## Stated problem
Locate every line in the records below that holds the word "不再扣字数分" and return each one.

## Dataset records

# # # # #

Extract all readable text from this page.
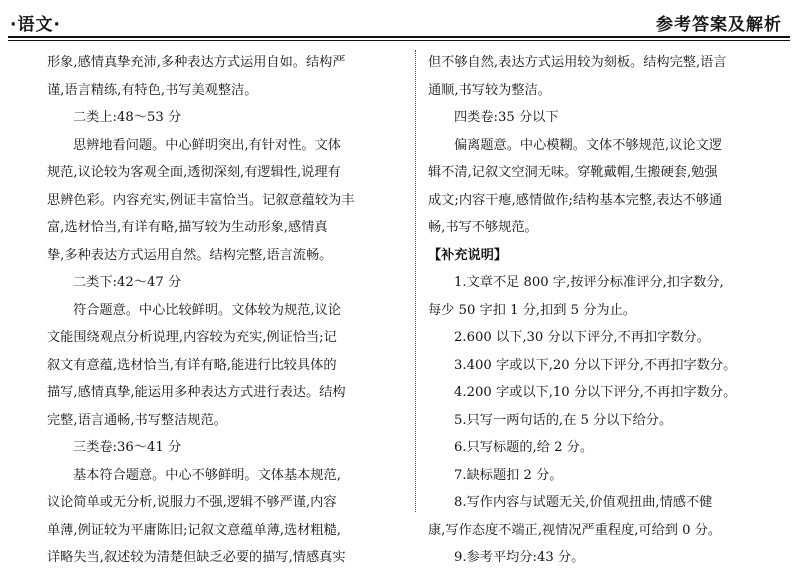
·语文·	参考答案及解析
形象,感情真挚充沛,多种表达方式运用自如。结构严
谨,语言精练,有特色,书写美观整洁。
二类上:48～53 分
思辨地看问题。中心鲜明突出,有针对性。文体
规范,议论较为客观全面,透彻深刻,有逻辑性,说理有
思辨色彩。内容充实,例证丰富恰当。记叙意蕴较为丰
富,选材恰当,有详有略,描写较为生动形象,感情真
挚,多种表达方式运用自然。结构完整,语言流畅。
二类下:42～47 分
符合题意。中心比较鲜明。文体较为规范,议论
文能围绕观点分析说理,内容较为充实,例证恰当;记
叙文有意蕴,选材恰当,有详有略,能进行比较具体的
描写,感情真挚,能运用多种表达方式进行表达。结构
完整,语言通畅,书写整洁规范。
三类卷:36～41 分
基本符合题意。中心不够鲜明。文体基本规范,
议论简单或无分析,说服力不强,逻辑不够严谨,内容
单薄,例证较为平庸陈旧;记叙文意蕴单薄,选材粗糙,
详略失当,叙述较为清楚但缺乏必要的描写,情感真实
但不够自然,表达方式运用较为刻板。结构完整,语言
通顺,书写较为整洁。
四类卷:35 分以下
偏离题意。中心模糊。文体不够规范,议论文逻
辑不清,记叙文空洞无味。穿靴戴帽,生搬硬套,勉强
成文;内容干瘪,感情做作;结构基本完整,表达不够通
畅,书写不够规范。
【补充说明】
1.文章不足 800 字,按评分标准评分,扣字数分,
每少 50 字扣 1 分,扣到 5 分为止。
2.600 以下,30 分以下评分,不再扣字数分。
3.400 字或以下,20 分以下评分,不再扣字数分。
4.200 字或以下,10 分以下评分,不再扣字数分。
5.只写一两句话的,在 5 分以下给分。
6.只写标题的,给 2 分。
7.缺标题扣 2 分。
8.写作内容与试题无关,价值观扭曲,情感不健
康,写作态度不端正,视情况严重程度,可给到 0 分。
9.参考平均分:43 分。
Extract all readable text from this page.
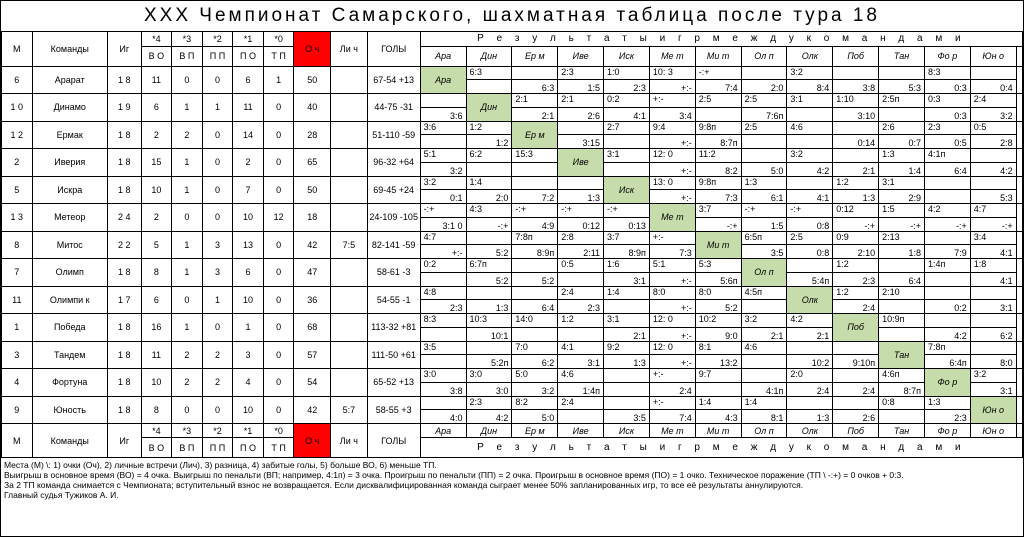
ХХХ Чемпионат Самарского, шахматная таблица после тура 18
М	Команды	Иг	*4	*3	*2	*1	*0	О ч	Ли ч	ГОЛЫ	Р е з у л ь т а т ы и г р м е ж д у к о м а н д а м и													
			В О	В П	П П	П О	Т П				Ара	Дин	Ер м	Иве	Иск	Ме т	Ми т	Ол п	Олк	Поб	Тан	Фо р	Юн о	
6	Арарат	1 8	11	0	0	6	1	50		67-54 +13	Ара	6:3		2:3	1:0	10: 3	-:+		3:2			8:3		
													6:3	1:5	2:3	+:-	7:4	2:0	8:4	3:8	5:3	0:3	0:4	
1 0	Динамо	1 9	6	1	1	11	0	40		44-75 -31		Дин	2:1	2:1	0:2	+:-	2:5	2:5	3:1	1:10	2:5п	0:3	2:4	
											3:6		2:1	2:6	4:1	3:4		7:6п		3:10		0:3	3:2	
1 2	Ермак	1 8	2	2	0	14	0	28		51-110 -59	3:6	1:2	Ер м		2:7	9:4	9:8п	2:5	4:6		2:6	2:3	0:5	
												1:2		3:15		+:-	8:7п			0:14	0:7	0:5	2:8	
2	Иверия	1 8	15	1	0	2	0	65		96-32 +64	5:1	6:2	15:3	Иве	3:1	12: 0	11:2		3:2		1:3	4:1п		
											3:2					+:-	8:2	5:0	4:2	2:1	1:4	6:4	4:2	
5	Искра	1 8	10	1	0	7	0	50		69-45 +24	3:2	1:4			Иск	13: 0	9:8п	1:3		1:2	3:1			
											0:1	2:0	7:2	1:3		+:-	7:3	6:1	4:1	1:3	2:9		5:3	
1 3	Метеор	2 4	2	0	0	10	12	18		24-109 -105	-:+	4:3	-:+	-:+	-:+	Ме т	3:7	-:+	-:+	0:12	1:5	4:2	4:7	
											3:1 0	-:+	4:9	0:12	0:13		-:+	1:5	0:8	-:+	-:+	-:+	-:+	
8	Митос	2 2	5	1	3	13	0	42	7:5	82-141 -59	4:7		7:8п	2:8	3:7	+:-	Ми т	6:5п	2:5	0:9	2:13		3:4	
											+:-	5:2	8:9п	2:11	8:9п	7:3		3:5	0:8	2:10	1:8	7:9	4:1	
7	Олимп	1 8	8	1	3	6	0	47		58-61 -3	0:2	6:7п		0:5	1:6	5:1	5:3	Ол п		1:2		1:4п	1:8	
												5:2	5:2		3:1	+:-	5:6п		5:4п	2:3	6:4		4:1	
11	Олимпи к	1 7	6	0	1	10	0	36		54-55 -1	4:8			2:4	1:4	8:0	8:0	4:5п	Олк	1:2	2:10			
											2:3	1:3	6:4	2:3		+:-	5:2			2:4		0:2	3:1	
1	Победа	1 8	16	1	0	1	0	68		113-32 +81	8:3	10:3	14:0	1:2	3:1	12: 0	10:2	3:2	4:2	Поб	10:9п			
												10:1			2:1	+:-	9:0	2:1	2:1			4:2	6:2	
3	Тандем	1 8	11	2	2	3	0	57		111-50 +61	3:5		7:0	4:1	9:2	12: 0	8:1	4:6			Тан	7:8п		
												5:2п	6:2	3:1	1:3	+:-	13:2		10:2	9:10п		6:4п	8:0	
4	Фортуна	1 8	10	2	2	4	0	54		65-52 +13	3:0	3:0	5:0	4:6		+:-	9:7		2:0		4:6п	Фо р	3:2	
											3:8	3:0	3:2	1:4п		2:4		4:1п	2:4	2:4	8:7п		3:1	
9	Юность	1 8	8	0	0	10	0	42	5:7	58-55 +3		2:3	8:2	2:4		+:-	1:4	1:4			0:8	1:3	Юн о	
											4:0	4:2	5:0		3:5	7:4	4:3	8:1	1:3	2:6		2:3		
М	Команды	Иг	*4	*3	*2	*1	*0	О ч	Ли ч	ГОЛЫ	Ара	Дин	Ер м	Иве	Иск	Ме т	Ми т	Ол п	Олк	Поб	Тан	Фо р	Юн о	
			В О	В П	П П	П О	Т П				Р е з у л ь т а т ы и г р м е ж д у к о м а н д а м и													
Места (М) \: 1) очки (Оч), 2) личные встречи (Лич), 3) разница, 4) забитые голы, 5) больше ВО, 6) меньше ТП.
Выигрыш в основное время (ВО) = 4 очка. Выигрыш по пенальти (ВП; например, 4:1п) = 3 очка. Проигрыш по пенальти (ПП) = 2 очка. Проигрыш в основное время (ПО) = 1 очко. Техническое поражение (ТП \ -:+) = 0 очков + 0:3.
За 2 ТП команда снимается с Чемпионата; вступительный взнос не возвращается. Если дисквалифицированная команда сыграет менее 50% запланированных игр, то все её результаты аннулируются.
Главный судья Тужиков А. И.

# # # # #

## Completed task
2.600 以下,30 分以下评分,不再扣字数分。
3.400 字或以下,20 分以下评分,不再扣字数分。
4.200 字或以下,10 分以下评分,不再扣字数分。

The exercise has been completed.